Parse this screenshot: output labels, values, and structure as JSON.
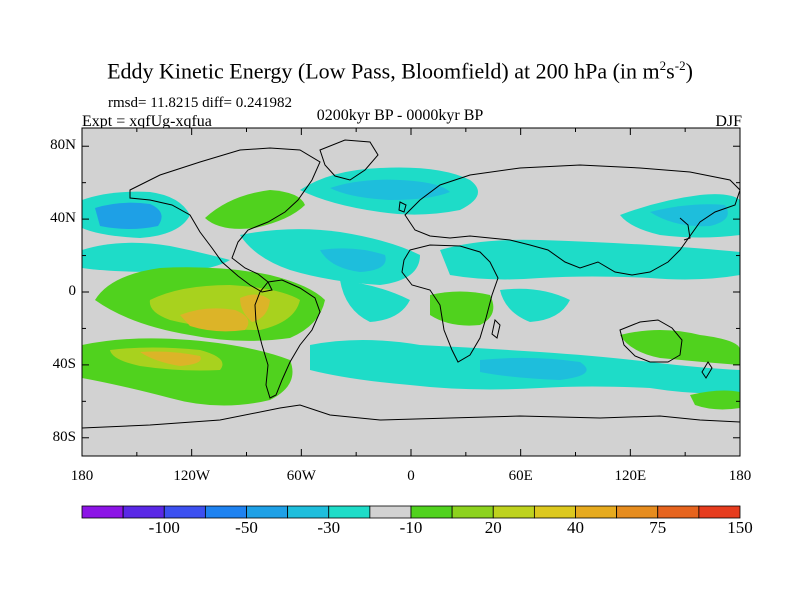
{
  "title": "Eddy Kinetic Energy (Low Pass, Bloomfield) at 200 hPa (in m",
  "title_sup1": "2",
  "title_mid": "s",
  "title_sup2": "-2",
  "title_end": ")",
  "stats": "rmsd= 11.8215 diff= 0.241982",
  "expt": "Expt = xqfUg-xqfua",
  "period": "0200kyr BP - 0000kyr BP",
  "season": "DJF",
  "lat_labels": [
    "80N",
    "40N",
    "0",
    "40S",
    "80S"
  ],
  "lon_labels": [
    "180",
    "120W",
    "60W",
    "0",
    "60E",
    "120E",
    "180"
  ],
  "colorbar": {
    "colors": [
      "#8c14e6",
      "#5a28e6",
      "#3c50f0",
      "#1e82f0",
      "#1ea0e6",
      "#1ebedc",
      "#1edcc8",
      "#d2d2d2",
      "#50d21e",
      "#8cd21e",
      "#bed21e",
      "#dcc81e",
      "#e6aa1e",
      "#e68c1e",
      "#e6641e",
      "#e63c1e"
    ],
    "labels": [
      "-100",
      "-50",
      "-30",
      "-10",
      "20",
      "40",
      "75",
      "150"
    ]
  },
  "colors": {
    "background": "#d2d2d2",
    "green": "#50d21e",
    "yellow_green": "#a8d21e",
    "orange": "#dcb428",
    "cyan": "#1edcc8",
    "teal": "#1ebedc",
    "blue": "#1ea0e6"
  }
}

----------------------------------------

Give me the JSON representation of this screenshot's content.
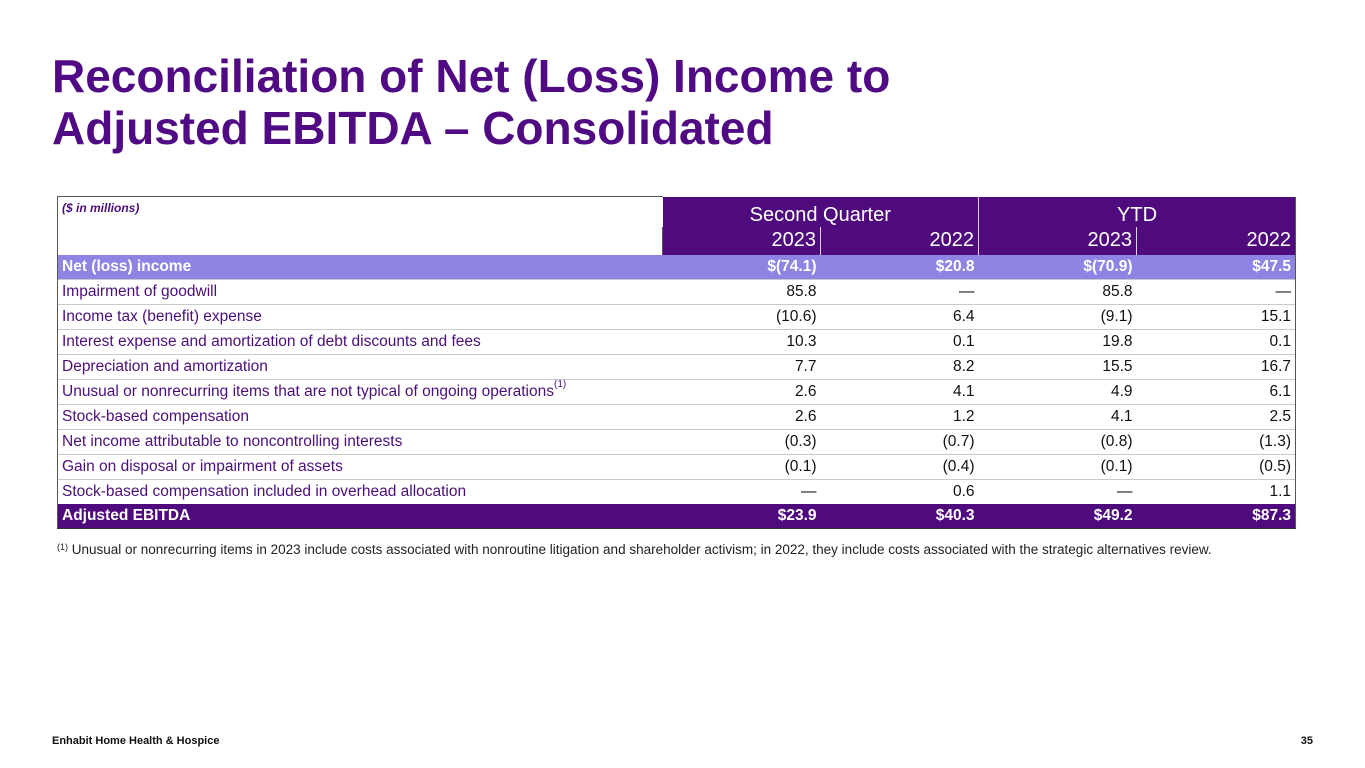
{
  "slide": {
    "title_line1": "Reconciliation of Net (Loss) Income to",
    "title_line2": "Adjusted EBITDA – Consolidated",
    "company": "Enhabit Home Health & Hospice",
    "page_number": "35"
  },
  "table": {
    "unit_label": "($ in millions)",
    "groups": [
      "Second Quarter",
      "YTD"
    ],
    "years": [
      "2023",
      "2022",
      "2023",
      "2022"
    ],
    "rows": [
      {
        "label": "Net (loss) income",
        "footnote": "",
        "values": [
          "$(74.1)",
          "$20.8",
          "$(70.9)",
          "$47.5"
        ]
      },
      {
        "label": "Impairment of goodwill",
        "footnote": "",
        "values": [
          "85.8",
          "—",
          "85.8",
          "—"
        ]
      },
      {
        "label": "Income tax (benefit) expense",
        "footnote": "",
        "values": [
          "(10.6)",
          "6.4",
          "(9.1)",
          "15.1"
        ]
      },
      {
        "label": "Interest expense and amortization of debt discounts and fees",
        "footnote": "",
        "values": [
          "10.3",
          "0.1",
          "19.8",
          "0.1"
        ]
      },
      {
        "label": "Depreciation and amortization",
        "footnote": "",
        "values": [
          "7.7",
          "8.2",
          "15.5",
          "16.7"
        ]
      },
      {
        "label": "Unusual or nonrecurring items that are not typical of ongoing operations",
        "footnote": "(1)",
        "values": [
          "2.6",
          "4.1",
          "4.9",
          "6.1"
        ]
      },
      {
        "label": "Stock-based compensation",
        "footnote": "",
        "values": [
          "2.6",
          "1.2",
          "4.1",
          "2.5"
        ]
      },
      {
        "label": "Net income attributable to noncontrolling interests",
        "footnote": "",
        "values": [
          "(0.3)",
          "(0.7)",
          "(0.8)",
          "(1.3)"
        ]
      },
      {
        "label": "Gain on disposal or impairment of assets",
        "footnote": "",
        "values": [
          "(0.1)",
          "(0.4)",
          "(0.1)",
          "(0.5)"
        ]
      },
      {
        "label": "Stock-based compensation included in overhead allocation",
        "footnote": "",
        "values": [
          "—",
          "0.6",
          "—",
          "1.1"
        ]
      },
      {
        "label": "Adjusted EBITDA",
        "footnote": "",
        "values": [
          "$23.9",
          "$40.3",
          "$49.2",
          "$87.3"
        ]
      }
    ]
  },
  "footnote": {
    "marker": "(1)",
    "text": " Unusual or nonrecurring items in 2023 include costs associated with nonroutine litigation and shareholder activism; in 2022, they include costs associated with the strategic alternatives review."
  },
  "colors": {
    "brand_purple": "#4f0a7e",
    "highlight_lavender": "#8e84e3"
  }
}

----------------------------------------

_DIRECTION_: Return each line with "EBITDA".

_RESPONSE TO THIS EXERCISE_:
    "title_line2": "Adjusted EBITDA – Consolidated",
        "label": "Adjusted EBITDA",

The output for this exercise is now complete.